List all lines in the material below that contain "vous".

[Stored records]
>>>

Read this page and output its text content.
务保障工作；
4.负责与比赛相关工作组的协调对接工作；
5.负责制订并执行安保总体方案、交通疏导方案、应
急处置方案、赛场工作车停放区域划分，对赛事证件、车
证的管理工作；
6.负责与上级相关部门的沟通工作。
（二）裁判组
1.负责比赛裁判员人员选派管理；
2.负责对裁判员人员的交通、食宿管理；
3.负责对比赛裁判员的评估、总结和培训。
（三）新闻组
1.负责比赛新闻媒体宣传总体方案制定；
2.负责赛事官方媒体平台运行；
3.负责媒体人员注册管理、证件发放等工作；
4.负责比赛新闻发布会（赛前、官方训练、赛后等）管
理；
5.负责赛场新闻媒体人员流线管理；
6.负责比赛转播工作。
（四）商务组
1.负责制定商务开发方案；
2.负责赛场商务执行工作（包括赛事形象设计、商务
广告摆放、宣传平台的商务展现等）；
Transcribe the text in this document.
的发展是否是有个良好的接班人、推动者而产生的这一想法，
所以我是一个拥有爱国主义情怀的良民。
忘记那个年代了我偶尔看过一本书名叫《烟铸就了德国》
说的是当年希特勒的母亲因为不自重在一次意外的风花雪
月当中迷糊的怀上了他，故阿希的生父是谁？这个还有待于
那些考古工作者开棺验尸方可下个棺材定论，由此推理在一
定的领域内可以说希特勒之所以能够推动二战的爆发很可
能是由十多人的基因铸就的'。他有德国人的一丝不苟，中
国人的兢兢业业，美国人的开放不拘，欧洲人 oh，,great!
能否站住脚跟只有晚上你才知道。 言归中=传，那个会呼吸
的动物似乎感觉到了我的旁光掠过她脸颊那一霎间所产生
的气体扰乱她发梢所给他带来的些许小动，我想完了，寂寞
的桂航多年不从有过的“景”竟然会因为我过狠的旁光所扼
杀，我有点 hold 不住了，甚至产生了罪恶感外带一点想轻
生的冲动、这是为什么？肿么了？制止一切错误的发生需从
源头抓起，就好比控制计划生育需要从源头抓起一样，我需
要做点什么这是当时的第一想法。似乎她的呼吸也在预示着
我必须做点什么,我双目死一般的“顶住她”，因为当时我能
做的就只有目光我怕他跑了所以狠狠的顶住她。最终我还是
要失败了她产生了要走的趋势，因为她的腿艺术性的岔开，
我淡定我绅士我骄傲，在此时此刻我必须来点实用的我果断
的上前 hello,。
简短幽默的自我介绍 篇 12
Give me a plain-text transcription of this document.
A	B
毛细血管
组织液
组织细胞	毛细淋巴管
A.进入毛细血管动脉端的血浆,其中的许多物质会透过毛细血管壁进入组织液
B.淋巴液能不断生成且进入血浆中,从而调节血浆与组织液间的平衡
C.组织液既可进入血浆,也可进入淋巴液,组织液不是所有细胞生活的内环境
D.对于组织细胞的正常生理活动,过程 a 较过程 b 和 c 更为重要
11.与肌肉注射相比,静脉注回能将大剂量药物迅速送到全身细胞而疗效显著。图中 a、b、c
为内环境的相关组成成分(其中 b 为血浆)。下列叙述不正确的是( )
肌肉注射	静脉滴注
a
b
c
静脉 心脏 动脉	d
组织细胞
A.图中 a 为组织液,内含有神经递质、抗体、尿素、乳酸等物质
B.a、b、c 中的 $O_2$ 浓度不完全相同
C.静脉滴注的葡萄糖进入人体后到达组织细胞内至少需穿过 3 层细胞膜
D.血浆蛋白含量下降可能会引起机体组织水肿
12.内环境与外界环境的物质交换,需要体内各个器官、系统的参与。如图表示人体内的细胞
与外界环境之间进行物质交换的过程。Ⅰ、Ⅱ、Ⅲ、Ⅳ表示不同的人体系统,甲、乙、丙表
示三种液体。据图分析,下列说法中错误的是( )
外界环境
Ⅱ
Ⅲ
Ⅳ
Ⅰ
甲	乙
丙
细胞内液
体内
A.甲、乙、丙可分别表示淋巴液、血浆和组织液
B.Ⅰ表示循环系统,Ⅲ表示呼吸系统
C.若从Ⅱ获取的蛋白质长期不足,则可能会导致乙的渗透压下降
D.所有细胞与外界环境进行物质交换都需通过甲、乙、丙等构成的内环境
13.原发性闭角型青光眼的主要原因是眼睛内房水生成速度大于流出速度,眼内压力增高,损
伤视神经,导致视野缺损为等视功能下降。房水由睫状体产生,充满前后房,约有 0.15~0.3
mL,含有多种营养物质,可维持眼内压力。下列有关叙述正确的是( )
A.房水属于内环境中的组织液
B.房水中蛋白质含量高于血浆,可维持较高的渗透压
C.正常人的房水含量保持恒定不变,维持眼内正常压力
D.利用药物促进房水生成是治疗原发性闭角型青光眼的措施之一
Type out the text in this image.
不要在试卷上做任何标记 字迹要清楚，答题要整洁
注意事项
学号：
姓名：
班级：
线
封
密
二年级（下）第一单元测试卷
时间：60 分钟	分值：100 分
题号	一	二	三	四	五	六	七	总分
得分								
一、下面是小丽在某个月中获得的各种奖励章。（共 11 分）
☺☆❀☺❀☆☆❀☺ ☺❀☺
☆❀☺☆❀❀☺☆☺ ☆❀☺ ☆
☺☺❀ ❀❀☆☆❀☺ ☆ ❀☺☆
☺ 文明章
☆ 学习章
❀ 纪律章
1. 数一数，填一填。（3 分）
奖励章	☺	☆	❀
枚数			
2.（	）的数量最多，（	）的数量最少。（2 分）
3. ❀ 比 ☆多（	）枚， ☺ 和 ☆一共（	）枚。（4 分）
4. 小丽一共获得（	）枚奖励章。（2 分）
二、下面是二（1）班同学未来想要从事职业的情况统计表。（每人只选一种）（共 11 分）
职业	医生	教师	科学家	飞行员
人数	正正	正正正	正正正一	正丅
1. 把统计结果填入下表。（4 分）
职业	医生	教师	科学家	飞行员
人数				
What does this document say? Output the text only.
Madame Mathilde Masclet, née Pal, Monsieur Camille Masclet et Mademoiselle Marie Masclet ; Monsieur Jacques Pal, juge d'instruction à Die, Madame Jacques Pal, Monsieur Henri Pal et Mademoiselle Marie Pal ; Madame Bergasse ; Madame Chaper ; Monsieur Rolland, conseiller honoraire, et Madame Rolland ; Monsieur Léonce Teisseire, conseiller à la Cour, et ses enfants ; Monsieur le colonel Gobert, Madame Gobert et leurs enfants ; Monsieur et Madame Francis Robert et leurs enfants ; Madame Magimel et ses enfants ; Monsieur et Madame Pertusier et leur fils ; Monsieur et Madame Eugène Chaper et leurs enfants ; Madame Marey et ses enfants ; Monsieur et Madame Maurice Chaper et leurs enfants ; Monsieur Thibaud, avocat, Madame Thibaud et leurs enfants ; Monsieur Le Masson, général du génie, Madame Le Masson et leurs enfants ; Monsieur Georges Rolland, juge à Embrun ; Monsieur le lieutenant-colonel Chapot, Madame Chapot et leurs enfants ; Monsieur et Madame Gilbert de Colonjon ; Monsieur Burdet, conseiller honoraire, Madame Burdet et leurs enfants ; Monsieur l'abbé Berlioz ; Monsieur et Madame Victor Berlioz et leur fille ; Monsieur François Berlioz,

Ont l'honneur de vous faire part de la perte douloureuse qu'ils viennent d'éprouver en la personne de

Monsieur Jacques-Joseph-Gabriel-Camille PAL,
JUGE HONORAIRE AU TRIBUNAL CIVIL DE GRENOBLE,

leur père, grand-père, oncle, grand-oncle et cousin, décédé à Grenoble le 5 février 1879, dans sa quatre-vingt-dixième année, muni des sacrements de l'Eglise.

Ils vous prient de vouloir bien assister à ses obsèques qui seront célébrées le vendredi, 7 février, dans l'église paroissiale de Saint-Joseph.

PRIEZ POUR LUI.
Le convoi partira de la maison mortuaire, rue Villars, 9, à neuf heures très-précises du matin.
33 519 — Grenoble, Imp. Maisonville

<<<

▸ **RESULT OF THIS TASK**
Ont l'honneur de vous faire part de la perte douloureuse qu'ils viennent d'éprouver en la personne de
Ils vous prient de vouloir bien assister à ses obsèques qui seront célébrées le vendredi, 7 février, dans l'église paroissiale de Saint-Joseph.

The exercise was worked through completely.